What to do: Gather each line in the entries that includes the string "członka".
#### Data excerpts
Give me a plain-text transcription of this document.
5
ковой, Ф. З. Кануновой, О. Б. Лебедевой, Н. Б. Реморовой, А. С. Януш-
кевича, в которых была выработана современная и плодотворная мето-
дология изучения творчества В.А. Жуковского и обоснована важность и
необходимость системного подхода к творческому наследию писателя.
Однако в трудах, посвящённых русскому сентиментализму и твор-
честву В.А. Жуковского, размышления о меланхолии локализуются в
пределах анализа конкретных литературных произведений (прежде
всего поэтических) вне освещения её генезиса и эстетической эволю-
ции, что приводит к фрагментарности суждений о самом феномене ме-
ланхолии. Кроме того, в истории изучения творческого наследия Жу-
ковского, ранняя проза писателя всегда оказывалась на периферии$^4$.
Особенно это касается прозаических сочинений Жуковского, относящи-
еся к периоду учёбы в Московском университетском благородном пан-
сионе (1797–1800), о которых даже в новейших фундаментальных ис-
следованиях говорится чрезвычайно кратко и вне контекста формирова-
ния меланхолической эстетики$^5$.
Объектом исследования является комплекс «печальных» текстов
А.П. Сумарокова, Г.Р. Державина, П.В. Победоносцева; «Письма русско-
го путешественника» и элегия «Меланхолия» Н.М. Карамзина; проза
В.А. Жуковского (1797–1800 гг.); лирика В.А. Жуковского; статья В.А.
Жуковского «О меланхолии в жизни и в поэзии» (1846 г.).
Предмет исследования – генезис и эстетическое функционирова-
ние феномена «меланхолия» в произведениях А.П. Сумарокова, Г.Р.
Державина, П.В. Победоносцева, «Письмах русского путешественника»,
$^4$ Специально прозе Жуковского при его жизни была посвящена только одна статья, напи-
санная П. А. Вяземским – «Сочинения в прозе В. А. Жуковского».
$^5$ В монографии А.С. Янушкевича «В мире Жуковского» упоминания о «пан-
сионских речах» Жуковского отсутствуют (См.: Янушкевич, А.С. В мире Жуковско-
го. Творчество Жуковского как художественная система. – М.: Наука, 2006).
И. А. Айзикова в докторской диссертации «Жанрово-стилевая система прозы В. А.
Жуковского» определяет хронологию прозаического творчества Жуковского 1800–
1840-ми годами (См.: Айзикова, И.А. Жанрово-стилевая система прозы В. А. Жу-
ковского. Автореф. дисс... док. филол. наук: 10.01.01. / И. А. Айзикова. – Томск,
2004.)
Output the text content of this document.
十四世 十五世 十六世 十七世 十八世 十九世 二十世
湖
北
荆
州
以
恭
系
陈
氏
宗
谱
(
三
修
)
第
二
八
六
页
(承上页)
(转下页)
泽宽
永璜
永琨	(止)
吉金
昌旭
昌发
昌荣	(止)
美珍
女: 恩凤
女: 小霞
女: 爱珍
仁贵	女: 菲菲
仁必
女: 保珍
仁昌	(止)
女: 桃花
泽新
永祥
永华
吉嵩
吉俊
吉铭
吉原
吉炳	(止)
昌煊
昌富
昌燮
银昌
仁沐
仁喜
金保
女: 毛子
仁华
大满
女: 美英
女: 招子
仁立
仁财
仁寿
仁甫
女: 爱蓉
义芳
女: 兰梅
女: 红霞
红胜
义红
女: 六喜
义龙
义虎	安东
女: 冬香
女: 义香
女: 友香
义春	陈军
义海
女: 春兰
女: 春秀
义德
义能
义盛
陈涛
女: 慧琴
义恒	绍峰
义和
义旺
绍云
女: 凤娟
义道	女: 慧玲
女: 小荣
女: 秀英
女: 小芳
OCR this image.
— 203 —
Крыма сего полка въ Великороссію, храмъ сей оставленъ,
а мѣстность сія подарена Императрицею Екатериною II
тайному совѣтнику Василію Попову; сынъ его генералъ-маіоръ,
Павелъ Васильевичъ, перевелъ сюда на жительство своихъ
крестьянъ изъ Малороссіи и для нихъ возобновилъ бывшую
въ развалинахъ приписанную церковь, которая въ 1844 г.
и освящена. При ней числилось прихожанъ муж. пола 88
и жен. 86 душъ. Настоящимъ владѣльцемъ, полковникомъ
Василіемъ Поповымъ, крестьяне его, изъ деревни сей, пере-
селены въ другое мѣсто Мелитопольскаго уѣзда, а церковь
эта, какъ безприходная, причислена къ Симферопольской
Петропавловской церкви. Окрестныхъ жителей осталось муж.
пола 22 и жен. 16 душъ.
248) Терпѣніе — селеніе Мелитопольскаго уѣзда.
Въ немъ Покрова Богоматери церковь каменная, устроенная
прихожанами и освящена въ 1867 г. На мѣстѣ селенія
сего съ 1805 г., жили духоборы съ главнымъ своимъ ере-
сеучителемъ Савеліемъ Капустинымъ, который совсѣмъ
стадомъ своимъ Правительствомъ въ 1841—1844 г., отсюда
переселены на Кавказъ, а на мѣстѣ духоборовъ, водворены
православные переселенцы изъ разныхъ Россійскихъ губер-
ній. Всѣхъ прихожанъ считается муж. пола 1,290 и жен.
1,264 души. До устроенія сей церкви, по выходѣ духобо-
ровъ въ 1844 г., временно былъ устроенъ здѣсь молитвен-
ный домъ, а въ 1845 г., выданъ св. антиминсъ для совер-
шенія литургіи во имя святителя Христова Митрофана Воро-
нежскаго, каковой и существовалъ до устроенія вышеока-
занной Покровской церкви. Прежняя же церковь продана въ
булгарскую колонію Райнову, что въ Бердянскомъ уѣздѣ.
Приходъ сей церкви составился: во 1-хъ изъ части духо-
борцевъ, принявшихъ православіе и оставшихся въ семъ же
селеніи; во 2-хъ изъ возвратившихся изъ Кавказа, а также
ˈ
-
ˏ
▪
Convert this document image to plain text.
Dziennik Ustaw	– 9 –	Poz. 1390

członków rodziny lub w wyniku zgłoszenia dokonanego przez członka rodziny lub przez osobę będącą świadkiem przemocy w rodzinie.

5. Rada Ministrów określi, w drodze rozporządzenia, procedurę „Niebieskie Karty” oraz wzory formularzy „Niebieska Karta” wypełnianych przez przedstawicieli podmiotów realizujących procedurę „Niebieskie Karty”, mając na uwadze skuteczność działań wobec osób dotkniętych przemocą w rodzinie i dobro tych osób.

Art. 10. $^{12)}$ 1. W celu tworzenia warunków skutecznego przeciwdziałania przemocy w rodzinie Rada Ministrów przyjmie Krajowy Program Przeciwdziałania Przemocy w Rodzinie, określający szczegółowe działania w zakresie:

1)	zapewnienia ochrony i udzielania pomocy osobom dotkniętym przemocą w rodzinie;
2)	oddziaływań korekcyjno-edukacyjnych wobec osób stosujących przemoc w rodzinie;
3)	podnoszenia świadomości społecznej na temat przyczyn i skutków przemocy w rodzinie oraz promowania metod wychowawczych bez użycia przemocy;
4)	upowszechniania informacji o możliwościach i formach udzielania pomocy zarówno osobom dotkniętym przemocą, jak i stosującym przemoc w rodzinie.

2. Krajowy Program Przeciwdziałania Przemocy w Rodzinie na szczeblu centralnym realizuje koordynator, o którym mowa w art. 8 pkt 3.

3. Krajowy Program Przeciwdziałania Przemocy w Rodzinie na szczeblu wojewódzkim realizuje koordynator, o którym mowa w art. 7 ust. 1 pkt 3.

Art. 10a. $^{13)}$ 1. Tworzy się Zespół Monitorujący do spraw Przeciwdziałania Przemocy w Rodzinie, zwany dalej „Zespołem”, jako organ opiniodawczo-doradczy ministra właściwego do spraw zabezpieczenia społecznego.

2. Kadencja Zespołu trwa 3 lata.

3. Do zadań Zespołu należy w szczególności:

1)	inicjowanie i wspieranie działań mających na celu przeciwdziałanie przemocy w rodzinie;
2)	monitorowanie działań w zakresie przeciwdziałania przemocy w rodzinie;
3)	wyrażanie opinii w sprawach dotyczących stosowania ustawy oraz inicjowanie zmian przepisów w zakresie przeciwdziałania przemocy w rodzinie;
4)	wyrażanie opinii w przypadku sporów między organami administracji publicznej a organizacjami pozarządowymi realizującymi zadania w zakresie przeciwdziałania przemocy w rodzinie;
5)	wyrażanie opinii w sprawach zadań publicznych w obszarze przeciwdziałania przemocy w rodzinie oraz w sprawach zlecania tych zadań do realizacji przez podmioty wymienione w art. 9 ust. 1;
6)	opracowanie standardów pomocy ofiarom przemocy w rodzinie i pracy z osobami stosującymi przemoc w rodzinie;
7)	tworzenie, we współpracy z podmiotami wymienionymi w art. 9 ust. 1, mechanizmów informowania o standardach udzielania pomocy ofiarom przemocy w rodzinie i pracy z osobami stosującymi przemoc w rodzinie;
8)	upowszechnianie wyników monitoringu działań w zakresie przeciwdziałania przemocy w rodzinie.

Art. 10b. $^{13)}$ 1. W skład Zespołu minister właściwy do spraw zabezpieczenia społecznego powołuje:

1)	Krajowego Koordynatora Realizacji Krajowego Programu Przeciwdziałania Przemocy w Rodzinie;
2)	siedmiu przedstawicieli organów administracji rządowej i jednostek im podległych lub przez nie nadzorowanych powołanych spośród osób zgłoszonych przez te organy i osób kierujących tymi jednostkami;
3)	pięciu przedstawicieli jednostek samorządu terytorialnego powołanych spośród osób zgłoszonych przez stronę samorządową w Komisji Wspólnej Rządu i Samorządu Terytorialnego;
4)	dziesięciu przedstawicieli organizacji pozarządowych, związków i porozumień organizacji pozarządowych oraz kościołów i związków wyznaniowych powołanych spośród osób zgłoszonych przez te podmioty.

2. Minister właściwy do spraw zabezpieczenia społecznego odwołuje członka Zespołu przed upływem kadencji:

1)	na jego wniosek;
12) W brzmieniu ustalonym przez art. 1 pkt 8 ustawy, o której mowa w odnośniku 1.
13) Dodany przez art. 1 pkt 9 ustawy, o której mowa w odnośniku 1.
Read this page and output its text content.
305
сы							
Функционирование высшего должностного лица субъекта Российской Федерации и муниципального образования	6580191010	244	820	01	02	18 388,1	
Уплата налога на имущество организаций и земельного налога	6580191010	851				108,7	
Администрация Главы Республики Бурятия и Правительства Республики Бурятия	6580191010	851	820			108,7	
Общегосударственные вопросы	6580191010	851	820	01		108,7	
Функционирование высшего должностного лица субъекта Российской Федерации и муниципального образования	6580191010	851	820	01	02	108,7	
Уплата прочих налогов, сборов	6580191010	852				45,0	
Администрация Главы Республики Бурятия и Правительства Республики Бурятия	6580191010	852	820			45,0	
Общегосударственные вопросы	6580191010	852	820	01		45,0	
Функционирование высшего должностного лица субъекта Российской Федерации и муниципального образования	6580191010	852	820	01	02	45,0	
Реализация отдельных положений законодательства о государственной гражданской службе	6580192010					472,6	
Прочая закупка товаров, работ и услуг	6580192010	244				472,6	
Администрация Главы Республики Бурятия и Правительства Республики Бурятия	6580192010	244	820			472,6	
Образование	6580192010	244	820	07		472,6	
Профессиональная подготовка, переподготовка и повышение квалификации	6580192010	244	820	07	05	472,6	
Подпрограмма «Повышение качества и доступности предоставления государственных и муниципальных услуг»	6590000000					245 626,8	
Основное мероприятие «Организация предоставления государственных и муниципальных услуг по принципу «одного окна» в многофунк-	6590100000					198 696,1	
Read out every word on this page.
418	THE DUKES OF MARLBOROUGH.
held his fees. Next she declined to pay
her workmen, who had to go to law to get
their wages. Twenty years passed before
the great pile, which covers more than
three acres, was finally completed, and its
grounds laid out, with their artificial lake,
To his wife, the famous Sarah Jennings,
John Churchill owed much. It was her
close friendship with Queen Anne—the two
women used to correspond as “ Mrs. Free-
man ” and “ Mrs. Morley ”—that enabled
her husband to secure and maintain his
########
Complete answer:
członków rodziny lub w wyniku zgłoszenia dokonanego przez członka rodziny lub przez osobę będącą świadkiem przemocy w rodzinie.
2. Minister właściwy do spraw zabezpieczenia społecznego odwołuje członka Zespołu przed upływem kadencji:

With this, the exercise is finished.